## Task goal
Repeat the material exactly, leaving nothing out.
━━ Records for the exercise ━━
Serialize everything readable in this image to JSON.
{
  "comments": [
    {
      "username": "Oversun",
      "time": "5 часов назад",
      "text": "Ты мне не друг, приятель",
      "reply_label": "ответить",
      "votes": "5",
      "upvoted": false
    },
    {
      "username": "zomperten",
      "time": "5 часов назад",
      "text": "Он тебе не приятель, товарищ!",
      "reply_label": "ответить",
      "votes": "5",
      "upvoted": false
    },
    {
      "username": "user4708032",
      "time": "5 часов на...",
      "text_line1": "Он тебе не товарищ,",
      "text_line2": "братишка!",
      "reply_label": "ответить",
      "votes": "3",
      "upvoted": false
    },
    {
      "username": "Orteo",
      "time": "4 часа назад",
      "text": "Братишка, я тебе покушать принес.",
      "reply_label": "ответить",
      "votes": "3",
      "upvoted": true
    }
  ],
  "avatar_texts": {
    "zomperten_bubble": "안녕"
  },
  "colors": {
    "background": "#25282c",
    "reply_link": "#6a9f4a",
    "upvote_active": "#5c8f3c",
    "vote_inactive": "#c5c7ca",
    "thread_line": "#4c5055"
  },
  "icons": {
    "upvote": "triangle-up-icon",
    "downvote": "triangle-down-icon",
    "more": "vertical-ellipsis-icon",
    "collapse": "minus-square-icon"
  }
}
━━━
## Exercise output
Serialize everything readable in this image to JSON.
{
  "comments": [
    {
      "username": "Oversun",
      "time": "5 часов назад",
      "text": "Ты мне не друг, приятель",
      "reply_label": "ответить",
      "votes": "5",
      "upvoted": false
    },
    {
      "username": "zomperten",
      "time": "5 часов назад",
      "text": "Он тебе не приятель, товарищ!",
      "reply_label": "ответить",
      "votes": "5",
      "upvoted": false
    },
    {
      "username": "user4708032",
      "time": "5 часов на...",
      "text_line1": "Он тебе не товарищ,",
      "text_line2": "братишка!",
      "reply_label": "ответить",
      "votes": "3",
      "upvoted": false
    },
    {
      "username": "Orteo",
      "time": "4 часа назад",
      "text": "Братишка, я тебе покушать принес.",
      "reply_label": "ответить",
      "votes": "3",
      "upvoted": true
    }
  ],
  "avatar_texts": {
    "zomperten_bubble": "안녕"
  },
  "colors": {
    "background": "#25282c",
    "reply_link": "#6a9f4a",
    "upvote_active": "#5c8f3c",
    "vote_inactive": "#c5c7ca",
    "thread_line": "#4c5055"
  },
  "icons": {
    "upvote": "triangle-up-icon",
    "downvote": "triangle-down-icon",
    "more": "vertical-ellipsis-icon",
    "collapse": "minus-square-icon"
  }
}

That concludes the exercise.